* Raw records *

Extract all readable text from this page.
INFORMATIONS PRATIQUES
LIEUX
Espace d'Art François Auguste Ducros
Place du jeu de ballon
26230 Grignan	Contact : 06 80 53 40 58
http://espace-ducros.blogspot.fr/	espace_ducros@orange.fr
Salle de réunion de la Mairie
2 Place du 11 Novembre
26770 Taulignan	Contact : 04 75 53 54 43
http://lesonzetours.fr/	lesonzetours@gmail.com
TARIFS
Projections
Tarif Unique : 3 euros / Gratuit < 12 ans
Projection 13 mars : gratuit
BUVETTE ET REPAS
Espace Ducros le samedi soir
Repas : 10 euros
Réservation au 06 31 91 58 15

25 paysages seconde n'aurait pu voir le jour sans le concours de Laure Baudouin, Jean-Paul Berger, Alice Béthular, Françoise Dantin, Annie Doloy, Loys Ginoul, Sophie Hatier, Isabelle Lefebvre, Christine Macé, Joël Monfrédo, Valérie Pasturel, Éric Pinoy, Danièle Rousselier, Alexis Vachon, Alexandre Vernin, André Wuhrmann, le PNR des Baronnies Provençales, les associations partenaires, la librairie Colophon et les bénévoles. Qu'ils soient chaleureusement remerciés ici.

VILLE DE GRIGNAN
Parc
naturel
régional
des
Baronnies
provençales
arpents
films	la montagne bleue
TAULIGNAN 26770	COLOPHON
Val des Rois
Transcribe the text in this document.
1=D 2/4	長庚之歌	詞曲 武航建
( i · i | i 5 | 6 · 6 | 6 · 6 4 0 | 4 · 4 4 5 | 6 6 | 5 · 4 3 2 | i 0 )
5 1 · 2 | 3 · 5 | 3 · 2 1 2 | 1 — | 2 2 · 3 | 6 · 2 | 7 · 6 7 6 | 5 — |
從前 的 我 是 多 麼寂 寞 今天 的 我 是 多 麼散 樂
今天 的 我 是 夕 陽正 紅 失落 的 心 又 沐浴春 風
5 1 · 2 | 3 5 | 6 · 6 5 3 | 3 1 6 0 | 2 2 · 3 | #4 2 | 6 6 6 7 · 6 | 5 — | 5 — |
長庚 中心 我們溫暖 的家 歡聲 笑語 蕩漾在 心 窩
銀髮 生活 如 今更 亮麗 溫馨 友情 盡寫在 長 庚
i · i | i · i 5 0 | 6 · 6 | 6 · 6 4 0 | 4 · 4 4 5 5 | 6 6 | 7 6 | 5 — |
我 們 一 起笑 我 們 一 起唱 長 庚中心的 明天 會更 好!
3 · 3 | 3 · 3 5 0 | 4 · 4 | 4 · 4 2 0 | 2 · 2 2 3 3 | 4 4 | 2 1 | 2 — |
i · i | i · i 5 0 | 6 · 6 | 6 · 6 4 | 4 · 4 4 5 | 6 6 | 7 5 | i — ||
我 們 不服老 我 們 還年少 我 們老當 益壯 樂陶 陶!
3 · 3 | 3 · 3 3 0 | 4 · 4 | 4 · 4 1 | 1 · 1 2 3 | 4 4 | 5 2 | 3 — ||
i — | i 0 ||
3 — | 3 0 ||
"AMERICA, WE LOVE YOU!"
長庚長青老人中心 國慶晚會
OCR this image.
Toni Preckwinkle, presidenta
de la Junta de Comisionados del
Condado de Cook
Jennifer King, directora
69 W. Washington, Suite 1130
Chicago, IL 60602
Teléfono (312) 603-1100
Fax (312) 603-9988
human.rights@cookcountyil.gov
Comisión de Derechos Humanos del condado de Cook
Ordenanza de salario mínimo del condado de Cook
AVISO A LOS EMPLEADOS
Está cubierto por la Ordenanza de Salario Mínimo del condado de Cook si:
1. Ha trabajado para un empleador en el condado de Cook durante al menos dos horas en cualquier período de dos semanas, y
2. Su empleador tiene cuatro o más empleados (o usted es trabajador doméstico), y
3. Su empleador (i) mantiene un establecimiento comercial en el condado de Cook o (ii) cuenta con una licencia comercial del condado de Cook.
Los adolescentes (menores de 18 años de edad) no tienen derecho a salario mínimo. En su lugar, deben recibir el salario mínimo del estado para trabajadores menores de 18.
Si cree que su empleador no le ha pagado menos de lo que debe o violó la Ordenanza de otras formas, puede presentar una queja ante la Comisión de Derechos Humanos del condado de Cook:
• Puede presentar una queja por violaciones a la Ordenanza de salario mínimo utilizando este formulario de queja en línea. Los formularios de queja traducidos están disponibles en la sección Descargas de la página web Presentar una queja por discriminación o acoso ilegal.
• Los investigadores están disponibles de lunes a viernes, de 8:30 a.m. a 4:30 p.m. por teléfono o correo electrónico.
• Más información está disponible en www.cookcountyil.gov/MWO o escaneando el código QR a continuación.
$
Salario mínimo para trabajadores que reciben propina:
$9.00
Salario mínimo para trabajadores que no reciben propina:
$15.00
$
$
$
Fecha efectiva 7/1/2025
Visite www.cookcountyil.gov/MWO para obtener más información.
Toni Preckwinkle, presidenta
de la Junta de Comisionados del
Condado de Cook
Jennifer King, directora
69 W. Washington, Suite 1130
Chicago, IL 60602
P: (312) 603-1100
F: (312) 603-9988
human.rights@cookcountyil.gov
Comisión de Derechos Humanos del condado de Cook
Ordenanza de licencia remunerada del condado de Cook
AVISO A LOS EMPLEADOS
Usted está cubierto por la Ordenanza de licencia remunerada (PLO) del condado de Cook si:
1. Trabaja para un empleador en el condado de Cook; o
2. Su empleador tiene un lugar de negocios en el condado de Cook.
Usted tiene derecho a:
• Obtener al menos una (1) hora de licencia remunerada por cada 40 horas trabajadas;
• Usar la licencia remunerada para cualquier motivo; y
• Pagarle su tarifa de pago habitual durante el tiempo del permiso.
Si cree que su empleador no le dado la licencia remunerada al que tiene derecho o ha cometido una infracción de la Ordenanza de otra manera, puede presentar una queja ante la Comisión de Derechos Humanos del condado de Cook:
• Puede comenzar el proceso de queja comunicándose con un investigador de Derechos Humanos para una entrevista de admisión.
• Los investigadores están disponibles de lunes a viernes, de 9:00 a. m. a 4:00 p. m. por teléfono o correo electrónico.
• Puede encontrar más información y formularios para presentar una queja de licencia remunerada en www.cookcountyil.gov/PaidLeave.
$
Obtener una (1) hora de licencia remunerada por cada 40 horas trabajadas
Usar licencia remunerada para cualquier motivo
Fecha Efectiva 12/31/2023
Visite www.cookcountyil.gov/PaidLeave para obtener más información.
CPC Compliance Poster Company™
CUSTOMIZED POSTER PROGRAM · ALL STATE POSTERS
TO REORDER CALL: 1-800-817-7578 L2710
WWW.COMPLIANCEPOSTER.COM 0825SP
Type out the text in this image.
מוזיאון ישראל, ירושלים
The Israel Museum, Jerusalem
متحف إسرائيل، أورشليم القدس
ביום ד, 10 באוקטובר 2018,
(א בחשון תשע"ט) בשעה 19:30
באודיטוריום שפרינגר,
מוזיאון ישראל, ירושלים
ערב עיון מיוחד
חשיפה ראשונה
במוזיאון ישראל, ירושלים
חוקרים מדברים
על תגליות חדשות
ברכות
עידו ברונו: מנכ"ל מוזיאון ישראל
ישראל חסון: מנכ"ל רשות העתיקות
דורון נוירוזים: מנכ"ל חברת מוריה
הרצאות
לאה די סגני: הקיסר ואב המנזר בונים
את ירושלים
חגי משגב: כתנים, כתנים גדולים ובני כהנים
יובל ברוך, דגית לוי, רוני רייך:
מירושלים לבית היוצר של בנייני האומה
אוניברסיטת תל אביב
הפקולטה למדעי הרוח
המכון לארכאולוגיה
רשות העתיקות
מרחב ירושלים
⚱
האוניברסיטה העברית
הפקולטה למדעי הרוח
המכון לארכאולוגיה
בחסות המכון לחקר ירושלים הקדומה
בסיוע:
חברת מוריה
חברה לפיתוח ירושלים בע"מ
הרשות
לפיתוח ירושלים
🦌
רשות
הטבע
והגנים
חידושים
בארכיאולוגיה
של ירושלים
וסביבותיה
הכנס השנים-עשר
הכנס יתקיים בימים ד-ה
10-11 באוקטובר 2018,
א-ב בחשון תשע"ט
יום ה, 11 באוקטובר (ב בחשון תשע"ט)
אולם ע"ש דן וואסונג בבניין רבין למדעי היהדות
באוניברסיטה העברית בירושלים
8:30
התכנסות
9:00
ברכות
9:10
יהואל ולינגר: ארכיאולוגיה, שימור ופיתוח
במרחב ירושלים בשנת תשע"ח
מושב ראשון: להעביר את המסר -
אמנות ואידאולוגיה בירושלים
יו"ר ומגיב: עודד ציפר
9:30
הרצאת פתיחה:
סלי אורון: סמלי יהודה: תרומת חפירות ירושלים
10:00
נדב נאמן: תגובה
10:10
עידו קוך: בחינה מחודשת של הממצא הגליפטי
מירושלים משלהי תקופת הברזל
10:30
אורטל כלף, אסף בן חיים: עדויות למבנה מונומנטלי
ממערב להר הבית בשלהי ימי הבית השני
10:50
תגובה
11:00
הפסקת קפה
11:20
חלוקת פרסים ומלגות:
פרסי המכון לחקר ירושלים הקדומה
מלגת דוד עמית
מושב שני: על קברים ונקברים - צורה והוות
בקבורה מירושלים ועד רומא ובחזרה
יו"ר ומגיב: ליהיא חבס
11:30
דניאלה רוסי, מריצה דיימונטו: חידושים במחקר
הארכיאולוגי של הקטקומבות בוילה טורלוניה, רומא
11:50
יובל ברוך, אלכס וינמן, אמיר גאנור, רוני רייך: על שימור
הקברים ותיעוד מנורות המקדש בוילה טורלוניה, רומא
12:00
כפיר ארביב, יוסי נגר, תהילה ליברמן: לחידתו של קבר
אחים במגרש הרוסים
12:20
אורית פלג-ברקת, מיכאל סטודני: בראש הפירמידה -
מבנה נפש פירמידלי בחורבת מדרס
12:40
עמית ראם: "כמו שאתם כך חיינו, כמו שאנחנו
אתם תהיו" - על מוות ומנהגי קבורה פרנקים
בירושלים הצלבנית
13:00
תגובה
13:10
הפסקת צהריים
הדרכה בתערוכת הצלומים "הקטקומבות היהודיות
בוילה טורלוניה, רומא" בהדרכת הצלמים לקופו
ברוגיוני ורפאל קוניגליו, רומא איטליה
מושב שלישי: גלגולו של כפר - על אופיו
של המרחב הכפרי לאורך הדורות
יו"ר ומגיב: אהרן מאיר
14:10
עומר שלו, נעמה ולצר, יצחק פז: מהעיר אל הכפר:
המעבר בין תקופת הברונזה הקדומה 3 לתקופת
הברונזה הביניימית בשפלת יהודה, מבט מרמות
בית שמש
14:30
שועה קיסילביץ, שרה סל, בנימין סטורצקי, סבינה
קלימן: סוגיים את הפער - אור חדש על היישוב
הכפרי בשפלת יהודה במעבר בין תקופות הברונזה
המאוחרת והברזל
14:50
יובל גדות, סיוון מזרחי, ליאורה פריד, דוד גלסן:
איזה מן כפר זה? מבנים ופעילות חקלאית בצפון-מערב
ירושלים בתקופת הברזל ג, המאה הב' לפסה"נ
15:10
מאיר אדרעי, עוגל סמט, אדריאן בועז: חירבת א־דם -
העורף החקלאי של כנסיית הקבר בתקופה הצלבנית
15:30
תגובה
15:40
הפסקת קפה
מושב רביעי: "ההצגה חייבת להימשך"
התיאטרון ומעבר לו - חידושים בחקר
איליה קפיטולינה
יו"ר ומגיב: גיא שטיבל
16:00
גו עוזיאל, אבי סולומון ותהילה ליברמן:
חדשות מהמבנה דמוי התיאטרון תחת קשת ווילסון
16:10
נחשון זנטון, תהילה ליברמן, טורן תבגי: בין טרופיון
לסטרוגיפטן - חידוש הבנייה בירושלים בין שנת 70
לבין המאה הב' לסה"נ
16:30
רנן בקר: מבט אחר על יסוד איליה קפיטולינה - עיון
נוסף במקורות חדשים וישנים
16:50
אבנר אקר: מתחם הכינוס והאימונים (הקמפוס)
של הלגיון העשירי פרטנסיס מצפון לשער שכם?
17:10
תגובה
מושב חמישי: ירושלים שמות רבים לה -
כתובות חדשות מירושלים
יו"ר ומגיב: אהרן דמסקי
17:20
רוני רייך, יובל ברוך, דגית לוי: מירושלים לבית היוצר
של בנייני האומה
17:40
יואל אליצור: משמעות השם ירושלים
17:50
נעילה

* Problem to solve *
Scan the data for the word "מושב" and copy every line where it shows up.

* Solution to this problem *
מושב ראשון: להעביר את המסר -
מושב שני: על קברים ונקברים - צורה והוות
מושב שלישי: גלגולו של כפר - על אופיו
מושב רביעי: "ההצגה חייבת להימשך"
מושב חמישי: ירושלים שמות רבים לה -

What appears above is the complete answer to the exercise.